Question

Express f(x) in the form f(x) = A Sin (bx+c) for the function: f(x) = sin (x) + sqrt3 cos (x)

Answer 1

\[disambiguation: f(x) = \sin(x) + \sqrt{3}\cos (x) \]

Answer 2

alright, i really have no way to explain it, it was a guess and check on my part, but I got:
\[f(x) = 2\sin(x+\frac{\pi}{3})\]
expanding this using sum of two angle formulas gives:\[2\sin(x+\frac{\pi}{3})=2(\sin(x)(\frac{1}{2})+\cos(x)(\frac{\sqrt3}{2}))\]
which simplifies back to what you started with.

Answer 3

\[A \sin(x + \phi) = A \sin x \cos \phi + A \cos x \sin \phi = \sqrt{3} \cos x\] for all x.

-------

Please summarize the forum thread above in two sentences.

*Given data:*
-------

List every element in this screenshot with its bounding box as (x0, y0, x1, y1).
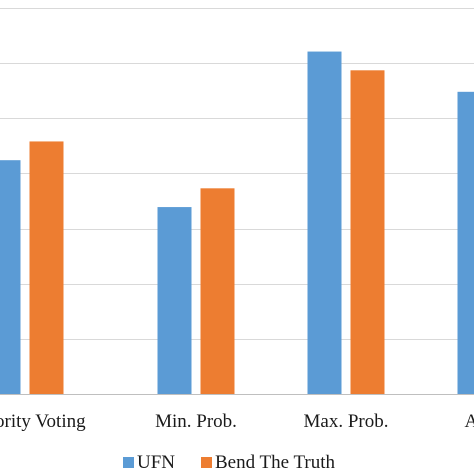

-------

*Task output:*
The thread asks how to write f(x) = sin(x) + √3 cos(x) in the form A sin(bx + c). One reply offers f(x) = 2 sin(x + π/3), reached by guess and check, and shows that expanding it with the sum-of-angles formula gives back the original function.